Exercise aim :: Retype the whole listing, please, keeping every line exact and dropping the pictures.

Input rows ::
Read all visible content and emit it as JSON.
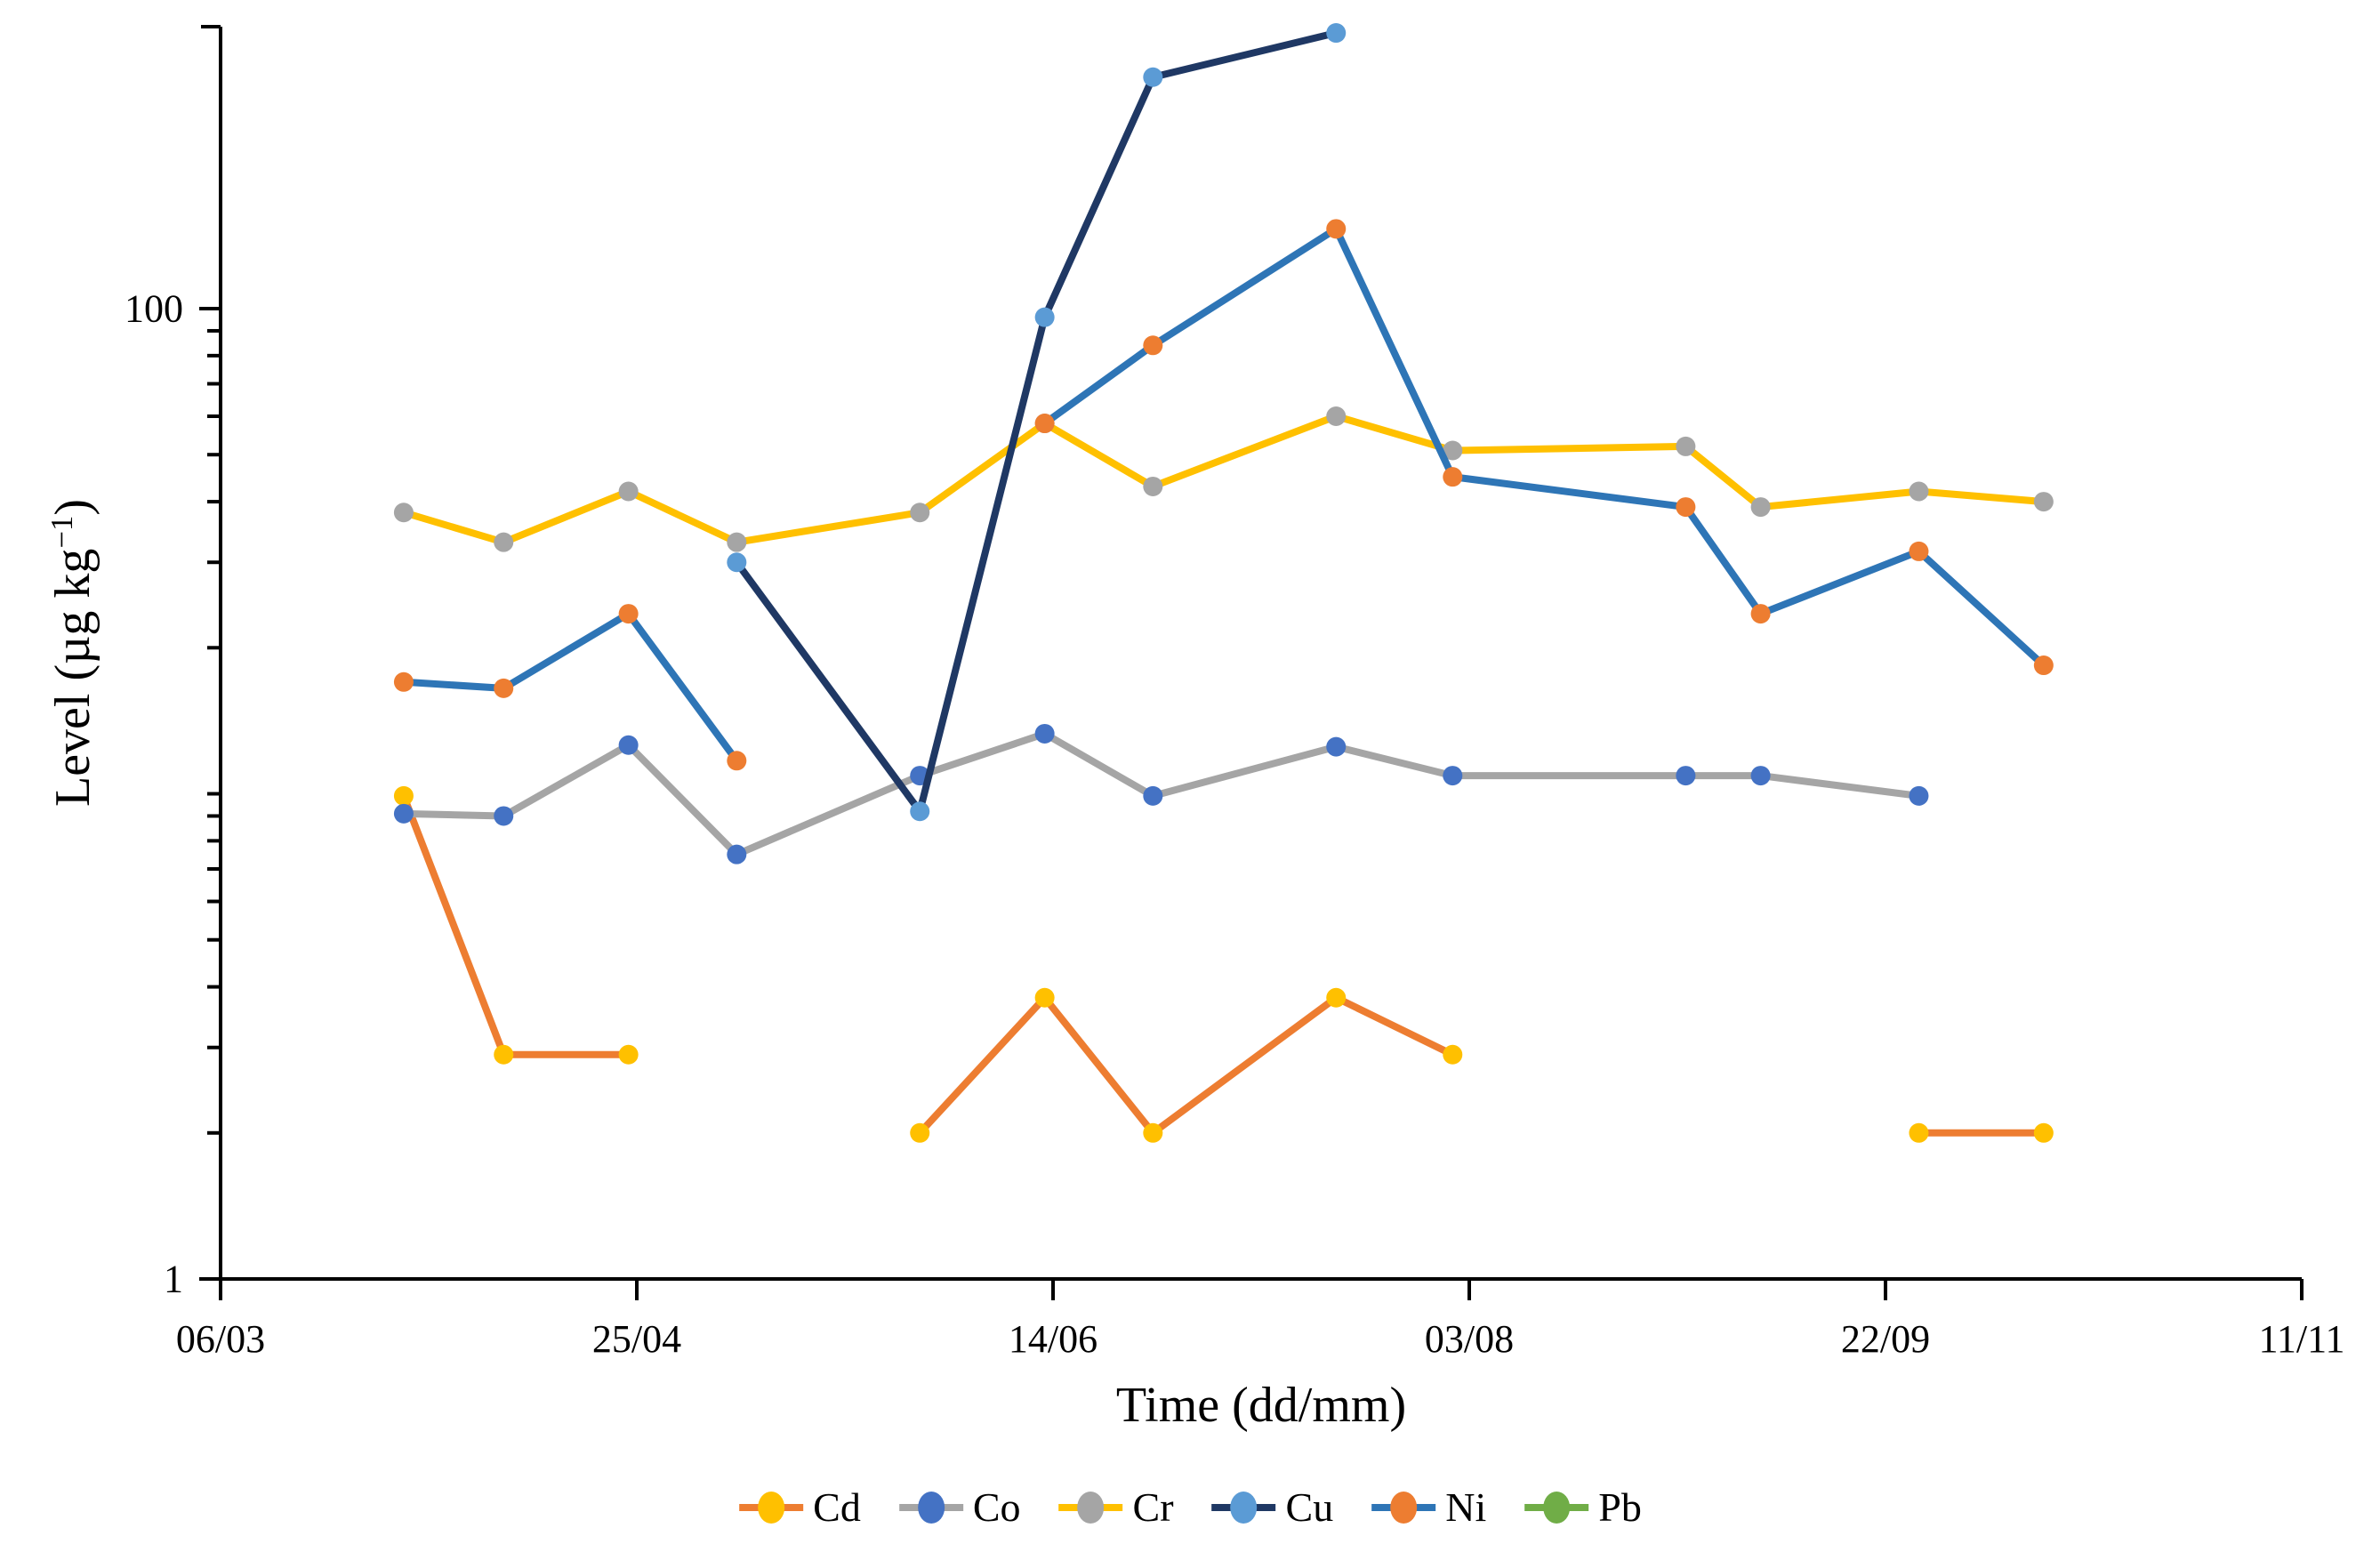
{
  "figure": {
    "background": "#ffffff",
    "text_color": "#000000",
    "axis_color": "#000000"
  },
  "chart_data": {
    "type": "line",
    "title": "",
    "xlabel": "Time (dd/mm)",
    "ylabel": "Level (µg kg⁻¹)",
    "ylabel_parts": {
      "base": "Level (µg kg",
      "sup": "−1",
      "end": ")"
    },
    "y_scale": "log10",
    "ylim": [
      1,
      400
    ],
    "y_major_ticks": [
      1,
      100
    ],
    "y_major_tick_labels": [
      "1",
      "100"
    ],
    "y_minor_ticks": [
      2,
      3,
      4,
      5,
      6,
      7,
      8,
      9,
      10,
      20,
      30,
      40,
      50,
      60,
      70,
      80,
      90
    ],
    "x_tick_labels": [
      "06/03",
      "25/04",
      "14/06",
      "03/08",
      "22/09",
      "11/11"
    ],
    "x_tick_days": [
      0,
      50,
      100,
      150,
      200,
      250
    ],
    "x_days": [
      22,
      34,
      49,
      62,
      84,
      99,
      112,
      134,
      148,
      176,
      185,
      204,
      219
    ],
    "grid": false,
    "legend_position": "bottom",
    "series": [
      {
        "name": "Cd",
        "line_color": "#ED7D31",
        "marker_color": "#FFC000",
        "values": [
          9.9,
          2.9,
          2.9,
          null,
          2.0,
          3.8,
          2.0,
          3.8,
          2.9,
          null,
          null,
          2.0,
          2.0
        ]
      },
      {
        "name": "Co",
        "line_color": "#A5A5A5",
        "marker_color": "#4472C4",
        "values": [
          9.1,
          9.0,
          12.6,
          7.5,
          10.9,
          13.3,
          9.9,
          12.5,
          10.9,
          10.9,
          10.9,
          9.9,
          null
        ]
      },
      {
        "name": "Cr",
        "line_color": "#FFC000",
        "marker_color": "#A5A5A5",
        "values": [
          38,
          33,
          42,
          33,
          38,
          58,
          43,
          60,
          51,
          52,
          39,
          42,
          40
        ]
      },
      {
        "name": "Cu",
        "line_color": "#1F3864",
        "marker_color": "#5B9BD5",
        "values": [
          null,
          null,
          null,
          30,
          9.2,
          96,
          300,
          370,
          null,
          null,
          null,
          null,
          null
        ]
      },
      {
        "name": "Ni",
        "line_color": "#2E75B6",
        "marker_color": "#ED7D31",
        "values": [
          17,
          16.5,
          23.5,
          11.7,
          null,
          58,
          84,
          146,
          45,
          39,
          23.5,
          31.6,
          18.4
        ]
      },
      {
        "name": "Pb",
        "line_color": "#70AD47",
        "marker_color": "#70AD47",
        "values": [
          null,
          null,
          null,
          null,
          null,
          null,
          null,
          null,
          null,
          null,
          null,
          null,
          null
        ]
      }
    ]
  }
}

Solution below ::
Read all visible content and emit it as JSON.
{
  "figure": {
    "background": "#ffffff",
    "text_color": "#000000",
    "axis_color": "#000000"
  },
  "chart_data": {
    "type": "line",
    "title": "",
    "xlabel": "Time (dd/mm)",
    "ylabel": "Level (µg kg⁻¹)",
    "ylabel_parts": {
      "base": "Level (µg kg",
      "sup": "−1",
      "end": ")"
    },
    "y_scale": "log10",
    "ylim": [
      1,
      400
    ],
    "y_major_ticks": [
      1,
      100
    ],
    "y_major_tick_labels": [
      "1",
      "100"
    ],
    "y_minor_ticks": [
      2,
      3,
      4,
      5,
      6,
      7,
      8,
      9,
      10,
      20,
      30,
      40,
      50,
      60,
      70,
      80,
      90
    ],
    "x_tick_labels": [
      "06/03",
      "25/04",
      "14/06",
      "03/08",
      "22/09",
      "11/11"
    ],
    "x_tick_days": [
      0,
      50,
      100,
      150,
      200,
      250
    ],
    "x_days": [
      22,
      34,
      49,
      62,
      84,
      99,
      112,
      134,
      148,
      176,
      185,
      204,
      219
    ],
    "grid": false,
    "legend_position": "bottom",
    "series": [
      {
        "name": "Cd",
        "line_color": "#ED7D31",
        "marker_color": "#FFC000",
        "values": [
          9.9,
          2.9,
          2.9,
          null,
          2.0,
          3.8,
          2.0,
          3.8,
          2.9,
          null,
          null,
          2.0,
          2.0
        ]
      },
      {
        "name": "Co",
        "line_color": "#A5A5A5",
        "marker_color": "#4472C4",
        "values": [
          9.1,
          9.0,
          12.6,
          7.5,
          10.9,
          13.3,
          9.9,
          12.5,
          10.9,
          10.9,
          10.9,
          9.9,
          null
        ]
      },
      {
        "name": "Cr",
        "line_color": "#FFC000",
        "marker_color": "#A5A5A5",
        "values": [
          38,
          33,
          42,
          33,
          38,
          58,
          43,
          60,
          51,
          52,
          39,
          42,
          40
        ]
      },
      {
        "name": "Cu",
        "line_color": "#1F3864",
        "marker_color": "#5B9BD5",
        "values": [
          null,
          null,
          null,
          30,
          9.2,
          96,
          300,
          370,
          null,
          null,
          null,
          null,
          null
        ]
      },
      {
        "name": "Ni",
        "line_color": "#2E75B6",
        "marker_color": "#ED7D31",
        "values": [
          17,
          16.5,
          23.5,
          11.7,
          null,
          58,
          84,
          146,
          45,
          39,
          23.5,
          31.6,
          18.4
        ]
      },
      {
        "name": "Pb",
        "line_color": "#70AD47",
        "marker_color": "#70AD47",
        "values": [
          null,
          null,
          null,
          null,
          null,
          null,
          null,
          null,
          null,
          null,
          null,
          null,
          null
        ]
      }
    ]
  }
}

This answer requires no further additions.